● **Your objective**
Please list all lines of the material below in which the string "autofill" occurs.

+++ Stored records +++

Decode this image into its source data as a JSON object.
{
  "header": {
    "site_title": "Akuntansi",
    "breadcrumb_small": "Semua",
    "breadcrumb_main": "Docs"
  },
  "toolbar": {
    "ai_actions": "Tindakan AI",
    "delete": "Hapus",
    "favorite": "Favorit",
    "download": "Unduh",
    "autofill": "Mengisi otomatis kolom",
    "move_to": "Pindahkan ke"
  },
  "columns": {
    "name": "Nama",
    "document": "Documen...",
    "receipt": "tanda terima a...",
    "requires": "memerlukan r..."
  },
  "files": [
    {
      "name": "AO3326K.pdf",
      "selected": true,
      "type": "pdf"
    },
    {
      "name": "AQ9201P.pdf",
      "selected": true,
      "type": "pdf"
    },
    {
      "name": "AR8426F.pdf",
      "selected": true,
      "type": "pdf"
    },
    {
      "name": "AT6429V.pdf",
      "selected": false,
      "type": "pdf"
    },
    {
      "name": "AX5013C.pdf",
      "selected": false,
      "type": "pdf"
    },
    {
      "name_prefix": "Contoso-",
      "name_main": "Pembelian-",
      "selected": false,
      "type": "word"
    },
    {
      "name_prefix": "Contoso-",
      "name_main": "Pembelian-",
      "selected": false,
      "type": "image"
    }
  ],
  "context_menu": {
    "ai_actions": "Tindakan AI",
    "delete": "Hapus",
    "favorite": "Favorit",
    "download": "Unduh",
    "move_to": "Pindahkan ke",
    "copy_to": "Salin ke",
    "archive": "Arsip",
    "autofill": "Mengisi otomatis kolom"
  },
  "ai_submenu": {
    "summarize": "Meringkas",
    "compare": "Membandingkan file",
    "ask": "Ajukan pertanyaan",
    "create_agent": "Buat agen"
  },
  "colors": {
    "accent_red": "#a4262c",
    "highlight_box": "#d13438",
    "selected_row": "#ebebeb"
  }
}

+++
+++ Stored records +++

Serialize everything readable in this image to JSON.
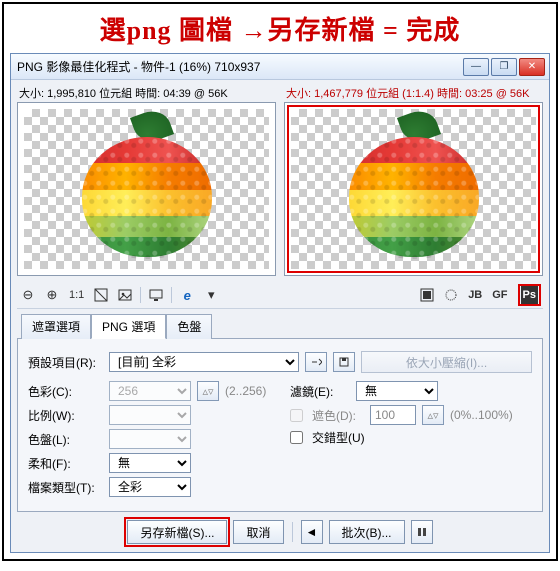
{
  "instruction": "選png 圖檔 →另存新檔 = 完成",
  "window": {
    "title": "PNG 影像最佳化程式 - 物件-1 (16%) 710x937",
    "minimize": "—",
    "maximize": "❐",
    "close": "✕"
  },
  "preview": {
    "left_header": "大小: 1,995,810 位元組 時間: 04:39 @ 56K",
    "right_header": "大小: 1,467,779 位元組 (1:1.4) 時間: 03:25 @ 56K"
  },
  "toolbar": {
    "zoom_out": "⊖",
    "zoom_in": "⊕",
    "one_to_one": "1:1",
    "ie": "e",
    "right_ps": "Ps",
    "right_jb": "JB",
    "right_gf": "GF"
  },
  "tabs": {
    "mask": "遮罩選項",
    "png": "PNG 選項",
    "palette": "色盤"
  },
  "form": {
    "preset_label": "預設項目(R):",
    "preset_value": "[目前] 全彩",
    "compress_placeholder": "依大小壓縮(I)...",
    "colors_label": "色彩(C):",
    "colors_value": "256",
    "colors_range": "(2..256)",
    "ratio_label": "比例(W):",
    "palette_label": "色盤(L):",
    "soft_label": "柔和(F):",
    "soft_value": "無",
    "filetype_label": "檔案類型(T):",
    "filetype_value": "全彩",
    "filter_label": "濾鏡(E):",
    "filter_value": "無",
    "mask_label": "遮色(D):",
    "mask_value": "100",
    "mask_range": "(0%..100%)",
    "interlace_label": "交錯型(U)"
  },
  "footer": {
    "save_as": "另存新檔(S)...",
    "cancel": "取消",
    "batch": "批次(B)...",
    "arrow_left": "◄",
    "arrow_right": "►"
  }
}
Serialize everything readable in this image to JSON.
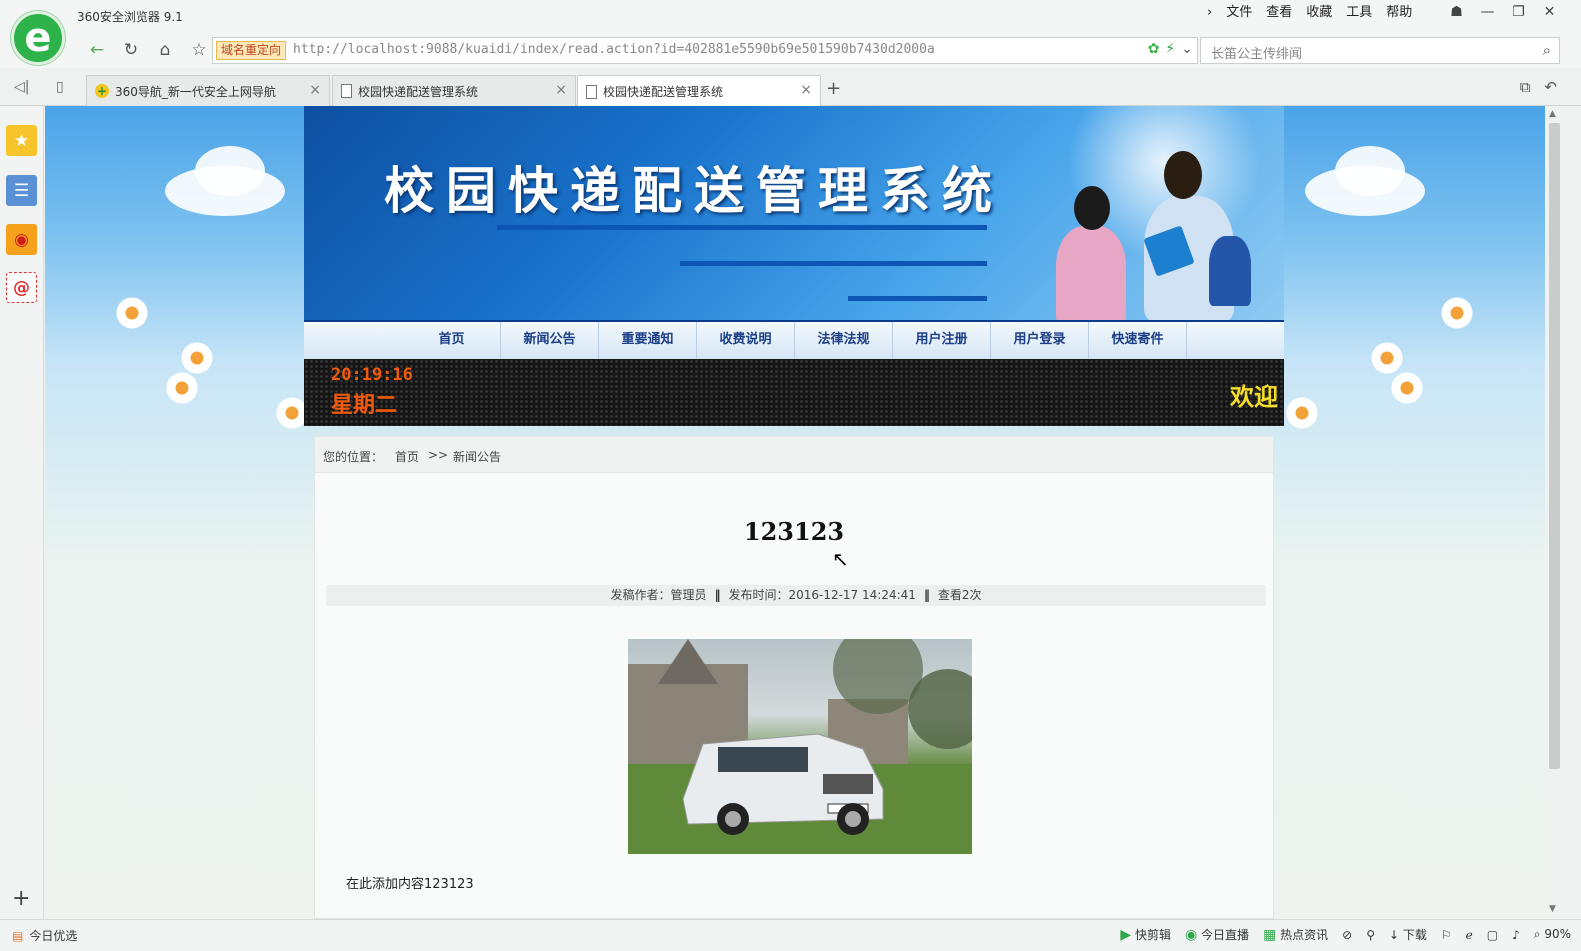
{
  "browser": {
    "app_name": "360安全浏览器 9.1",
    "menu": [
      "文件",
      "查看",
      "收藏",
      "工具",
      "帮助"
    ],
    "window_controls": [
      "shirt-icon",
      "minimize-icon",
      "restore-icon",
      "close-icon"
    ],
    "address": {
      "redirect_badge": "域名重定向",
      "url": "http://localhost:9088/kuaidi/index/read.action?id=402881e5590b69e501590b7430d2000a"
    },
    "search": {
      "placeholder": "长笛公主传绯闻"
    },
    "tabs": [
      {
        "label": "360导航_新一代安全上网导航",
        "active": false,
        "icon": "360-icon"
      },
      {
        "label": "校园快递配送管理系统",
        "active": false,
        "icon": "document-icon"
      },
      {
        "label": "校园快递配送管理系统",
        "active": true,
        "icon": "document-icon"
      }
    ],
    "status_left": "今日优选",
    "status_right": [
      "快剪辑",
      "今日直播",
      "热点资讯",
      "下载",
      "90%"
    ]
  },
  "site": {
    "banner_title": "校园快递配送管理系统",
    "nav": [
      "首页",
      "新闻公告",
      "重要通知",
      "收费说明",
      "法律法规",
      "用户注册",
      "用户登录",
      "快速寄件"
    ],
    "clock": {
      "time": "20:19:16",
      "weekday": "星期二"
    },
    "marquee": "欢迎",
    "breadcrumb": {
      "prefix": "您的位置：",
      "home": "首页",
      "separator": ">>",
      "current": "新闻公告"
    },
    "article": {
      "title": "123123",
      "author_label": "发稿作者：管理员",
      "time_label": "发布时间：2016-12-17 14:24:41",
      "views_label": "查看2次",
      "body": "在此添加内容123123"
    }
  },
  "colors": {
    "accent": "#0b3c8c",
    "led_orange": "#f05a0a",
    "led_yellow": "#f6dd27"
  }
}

+++

● **Answer for the task**
    "autofill": "Mengisi otomatis kolom",
    "autofill": "Mengisi otomatis kolom"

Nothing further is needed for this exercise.